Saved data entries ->

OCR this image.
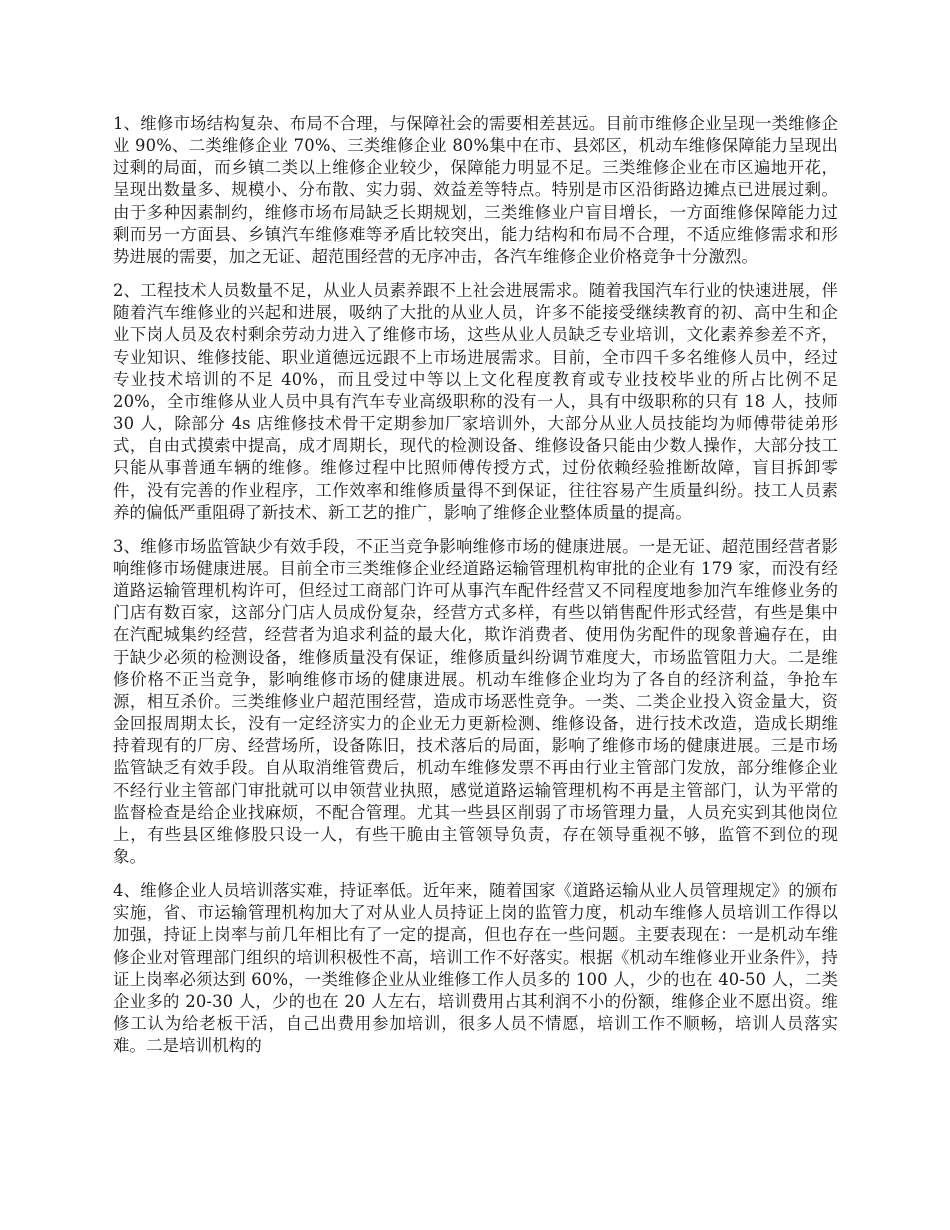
1、维修市场结构复杂、布局不合理，与保障社会的需要相差甚远。目前市维修企业呈现一类维修企业 90%、二类维修企业 70%、三类维修企业 80%集中在市、县郊区，机动车维修保障能力呈现出过剩的局面，而乡镇二类以上维修企业较少，保障能力明显不足。三类维修企业在市区遍地开花，呈现出数量多、规模小、分布散、实力弱、效益差等特点。特别是市区沿街路边摊点已进展过剩。由于多种因素制约，维修市场布局缺乏长期规划，三类维修业户盲目增长，一方面维修保障能力过剩而另一方面县、乡镇汽车维修难等矛盾比较突出，能力结构和布局不合理，不适应维修需求和形势进展的需要，加之无证、超范围经营的无序冲击，各汽车维修企业价格竞争十分激烈。

2、工程技术人员数量不足，从业人员素养跟不上社会进展需求。随着我国汽车行业的快速进展，伴随着汽车维修业的兴起和进展，吸纳了大批的从业人员，许多不能接受继续教育的初、高中生和企业下岗人员及农村剩余劳动力进入了维修市场，这些从业人员缺乏专业培训，文化素养参差不齐，专业知识、维修技能、职业道德远远跟不上市场进展需求。目前，全市四千多名维修人员中，经过专业技术培训的不足 40%，而且受过中等以上文化程度教育或专业技校毕业的所占比例不足 20%，全市维修从业人员中具有汽车专业高级职称的没有一人，具有中级职称的只有 18 人，技师 30 人，除部分 4s 店维修技术骨干定期参加厂家培训外，大部分从业人员技能均为师傅带徒弟形式，自由式摸索中提高，成才周期长，现代的检测设备、维修设备只能由少数人操作，大部分技工只能从事普通车辆的维修。维修过程中比照师傅传授方式，过份依赖经验推断故障，盲目拆卸零件，没有完善的作业程序，工作效率和维修质量得不到保证，往往容易产生质量纠纷。技工人员素养的偏低严重阻碍了新技术、新工艺的推广，影响了维修企业整体质量的提高。

3、维修市场监管缺少有效手段，不正当竞争影响维修市场的健康进展。一是无证、超范围经营者影响维修市场健康进展。目前全市三类维修企业经道路运输管理机构审批的企业有 179 家，而没有经道路运输管理机构许可，但经过工商部门许可从事汽车配件经营又不同程度地参加汽车维修业务的门店有数百家，这部分门店人员成份复杂，经营方式多样，有些以销售配件形式经营，有些是集中在汽配城集约经营，经营者为追求利益的最大化，欺诈消费者、使用伪劣配件的现象普遍存在，由于缺少必须的检测设备，维修质量没有保证，维修质量纠纷调节难度大，市场监管阻力大。二是维修价格不正当竞争，影响维修市场的健康进展。机动车维修企业均为了各自的经济利益，争抢车源，相互杀价。三类维修业户超范围经营，造成市场恶性竞争。一类、二类企业投入资金量大，资金回报周期太长，没有一定经济实力的企业无力更新检测、维修设备，进行技术改造，造成长期维持着现有的厂房、经营场所，设备陈旧，技术落后的局面，影响了维修市场的健康进展。三是市场监管缺乏有效手段。自从取消维管费后，机动车维修发票不再由行业主管部门发放，部分维修企业不经行业主管部门审批就可以申领营业执照，感觉道路运输管理机构不再是主管部门，认为平常的监督检查是给企业找麻烦，不配合管理。尤其一些县区削弱了市场管理力量，人员充实到其他岗位上，有些县区维修股只设一人，有些干脆由主管领导负责，存在领导重视不够，监管不到位的现象。

4、维修企业人员培训落实难，持证率低。近年来，随着国家《道路运输从业人员管理规定》的颁布实施，省、市运输管理机构加大了对从业人员持证上岗的监管力度，机动车维修人员培训工作得以加强，持证上岗率与前几年相比有了一定的提高，但也存在一些问题。主要表现在：一是机动车维修企业对管理部门组织的培训积极性不高，培训工作不好落实。根据《机动车维修业开业条件》，持证上岗率必须达到 60%，一类维修企业从业维修工作人员多的 100 人，少的也在 40-50 人，二类企业多的 20-30 人，少的也在 20 人左右，培训费用占其利润不小的份额，维修企业不愿出资。维修工认为给老板干活，自己出费用参加培训，很多人员不情愿，培训工作不顺畅，培训人员落实难。二是培训机构的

Problem statement -> Would you mind returning each entry above word for word, skipping the images?

Output for this task ->
OCR this image.
1、维修市场结构复杂、布局不合理，与保障社会的需要相差甚远。目前市维修企业呈现一类维修企业 90%、二类维修企业 70%、三类维修企业 80%集中在市、县郊区，机动车维修保障能力呈现出过剩的局面，而乡镇二类以上维修企业较少，保障能力明显不足。三类维修企业在市区遍地开花，呈现出数量多、规模小、分布散、实力弱、效益差等特点。特别是市区沿街路边摊点已进展过剩。由于多种因素制约，维修市场布局缺乏长期规划，三类维修业户盲目增长，一方面维修保障能力过剩而另一方面县、乡镇汽车维修难等矛盾比较突出，能力结构和布局不合理，不适应维修需求和形势进展的需要，加之无证、超范围经营的无序冲击，各汽车维修企业价格竞争十分激烈。

2、工程技术人员数量不足，从业人员素养跟不上社会进展需求。随着我国汽车行业的快速进展，伴随着汽车维修业的兴起和进展，吸纳了大批的从业人员，许多不能接受继续教育的初、高中生和企业下岗人员及农村剩余劳动力进入了维修市场，这些从业人员缺乏专业培训，文化素养参差不齐，专业知识、维修技能、职业道德远远跟不上市场进展需求。目前，全市四千多名维修人员中，经过专业技术培训的不足 40%，而且受过中等以上文化程度教育或专业技校毕业的所占比例不足 20%，全市维修从业人员中具有汽车专业高级职称的没有一人，具有中级职称的只有 18 人，技师 30 人，除部分 4s 店维修技术骨干定期参加厂家培训外，大部分从业人员技能均为师傅带徒弟形式，自由式摸索中提高，成才周期长，现代的检测设备、维修设备只能由少数人操作，大部分技工只能从事普通车辆的维修。维修过程中比照师傅传授方式，过份依赖经验推断故障，盲目拆卸零件，没有完善的作业程序，工作效率和维修质量得不到保证，往往容易产生质量纠纷。技工人员素养的偏低严重阻碍了新技术、新工艺的推广，影响了维修企业整体质量的提高。

3、维修市场监管缺少有效手段，不正当竞争影响维修市场的健康进展。一是无证、超范围经营者影响维修市场健康进展。目前全市三类维修企业经道路运输管理机构审批的企业有 179 家，而没有经道路运输管理机构许可，但经过工商部门许可从事汽车配件经营又不同程度地参加汽车维修业务的门店有数百家，这部分门店人员成份复杂，经营方式多样，有些以销售配件形式经营，有些是集中在汽配城集约经营，经营者为追求利益的最大化，欺诈消费者、使用伪劣配件的现象普遍存在，由于缺少必须的检测设备，维修质量没有保证，维修质量纠纷调节难度大，市场监管阻力大。二是维修价格不正当竞争，影响维修市场的健康进展。机动车维修企业均为了各自的经济利益，争抢车源，相互杀价。三类维修业户超范围经营，造成市场恶性竞争。一类、二类企业投入资金量大，资金回报周期太长，没有一定经济实力的企业无力更新检测、维修设备，进行技术改造，造成长期维持着现有的厂房、经营场所，设备陈旧，技术落后的局面，影响了维修市场的健康进展。三是市场监管缺乏有效手段。自从取消维管费后，机动车维修发票不再由行业主管部门发放，部分维修企业不经行业主管部门审批就可以申领营业执照，感觉道路运输管理机构不再是主管部门，认为平常的监督检查是给企业找麻烦，不配合管理。尤其一些县区削弱了市场管理力量，人员充实到其他岗位上，有些县区维修股只设一人，有些干脆由主管领导负责，存在领导重视不够，监管不到位的现象。

4、维修企业人员培训落实难，持证率低。近年来，随着国家《道路运输从业人员管理规定》的颁布实施，省、市运输管理机构加大了对从业人员持证上岗的监管力度，机动车维修人员培训工作得以加强，持证上岗率与前几年相比有了一定的提高，但也存在一些问题。主要表现在：一是机动车维修企业对管理部门组织的培训积极性不高，培训工作不好落实。根据《机动车维修业开业条件》，持证上岗率必须达到 60%，一类维修企业从业维修工作人员多的 100 人，少的也在 40-50 人，二类企业多的 20-30 人，少的也在 20 人左右，培训费用占其利润不小的份额，维修企业不愿出资。维修工认为给老板干活，自己出费用参加培训，很多人员不情愿，培训工作不顺畅，培训人员落实难。二是培训机构的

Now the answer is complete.